┏━━

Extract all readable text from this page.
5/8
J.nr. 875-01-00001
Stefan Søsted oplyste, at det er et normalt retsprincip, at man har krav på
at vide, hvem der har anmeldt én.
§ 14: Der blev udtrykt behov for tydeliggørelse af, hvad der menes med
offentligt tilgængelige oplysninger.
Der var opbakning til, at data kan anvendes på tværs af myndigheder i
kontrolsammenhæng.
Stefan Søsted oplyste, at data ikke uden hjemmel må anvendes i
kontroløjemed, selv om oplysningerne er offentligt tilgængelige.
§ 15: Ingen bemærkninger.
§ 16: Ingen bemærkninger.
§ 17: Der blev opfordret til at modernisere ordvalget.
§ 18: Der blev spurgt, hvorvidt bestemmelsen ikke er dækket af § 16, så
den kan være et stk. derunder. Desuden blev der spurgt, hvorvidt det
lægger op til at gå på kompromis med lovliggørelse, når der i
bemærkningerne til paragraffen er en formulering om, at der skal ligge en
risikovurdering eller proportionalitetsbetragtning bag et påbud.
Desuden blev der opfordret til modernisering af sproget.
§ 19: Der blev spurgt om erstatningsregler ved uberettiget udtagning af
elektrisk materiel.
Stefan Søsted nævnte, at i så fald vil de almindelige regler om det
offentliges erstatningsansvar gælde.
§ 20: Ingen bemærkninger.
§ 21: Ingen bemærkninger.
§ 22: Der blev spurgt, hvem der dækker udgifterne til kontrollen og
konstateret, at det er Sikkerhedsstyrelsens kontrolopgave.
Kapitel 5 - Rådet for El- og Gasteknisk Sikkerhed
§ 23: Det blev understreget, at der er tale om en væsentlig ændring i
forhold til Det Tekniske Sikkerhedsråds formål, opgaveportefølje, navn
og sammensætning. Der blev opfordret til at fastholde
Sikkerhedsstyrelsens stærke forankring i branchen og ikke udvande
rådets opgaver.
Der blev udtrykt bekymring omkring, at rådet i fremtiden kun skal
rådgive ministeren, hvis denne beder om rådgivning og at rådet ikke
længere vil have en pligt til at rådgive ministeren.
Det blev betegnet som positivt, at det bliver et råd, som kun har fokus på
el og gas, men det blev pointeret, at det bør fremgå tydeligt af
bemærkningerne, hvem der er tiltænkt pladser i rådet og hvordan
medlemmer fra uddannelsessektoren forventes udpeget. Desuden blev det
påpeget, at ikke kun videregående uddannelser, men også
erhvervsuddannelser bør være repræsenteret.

┗━━

## [What needs to be done]
Output every entry shown above, exactly.

## [Answer in full]
Extract all readable text from this page.
5/8
J.nr. 875-01-00001
Stefan Søsted oplyste, at det er et normalt retsprincip, at man har krav på
at vide, hvem der har anmeldt én.
§ 14: Der blev udtrykt behov for tydeliggørelse af, hvad der menes med
offentligt tilgængelige oplysninger.
Der var opbakning til, at data kan anvendes på tværs af myndigheder i
kontrolsammenhæng.
Stefan Søsted oplyste, at data ikke uden hjemmel må anvendes i
kontroløjemed, selv om oplysningerne er offentligt tilgængelige.
§ 15: Ingen bemærkninger.
§ 16: Ingen bemærkninger.
§ 17: Der blev opfordret til at modernisere ordvalget.
§ 18: Der blev spurgt, hvorvidt bestemmelsen ikke er dækket af § 16, så
den kan være et stk. derunder. Desuden blev der spurgt, hvorvidt det
lægger op til at gå på kompromis med lovliggørelse, når der i
bemærkningerne til paragraffen er en formulering om, at der skal ligge en
risikovurdering eller proportionalitetsbetragtning bag et påbud.
Desuden blev der opfordret til modernisering af sproget.
§ 19: Der blev spurgt om erstatningsregler ved uberettiget udtagning af
elektrisk materiel.
Stefan Søsted nævnte, at i så fald vil de almindelige regler om det
offentliges erstatningsansvar gælde.
§ 20: Ingen bemærkninger.
§ 21: Ingen bemærkninger.
§ 22: Der blev spurgt, hvem der dækker udgifterne til kontrollen og
konstateret, at det er Sikkerhedsstyrelsens kontrolopgave.
Kapitel 5 - Rådet for El- og Gasteknisk Sikkerhed
§ 23: Det blev understreget, at der er tale om en væsentlig ændring i
forhold til Det Tekniske Sikkerhedsråds formål, opgaveportefølje, navn
og sammensætning. Der blev opfordret til at fastholde
Sikkerhedsstyrelsens stærke forankring i branchen og ikke udvande
rådets opgaver.
Der blev udtrykt bekymring omkring, at rådet i fremtiden kun skal
rådgive ministeren, hvis denne beder om rådgivning og at rådet ikke
længere vil have en pligt til at rådgive ministeren.
Det blev betegnet som positivt, at det bliver et råd, som kun har fokus på
el og gas, men det blev pointeret, at det bør fremgå tydeligt af
bemærkningerne, hvem der er tiltænkt pladser i rådet og hvordan
medlemmer fra uddannelsessektoren forventes udpeget. Desuden blev det
påpeget, at ikke kun videregående uddannelser, men også
erhvervsuddannelser bør være repræsenteret.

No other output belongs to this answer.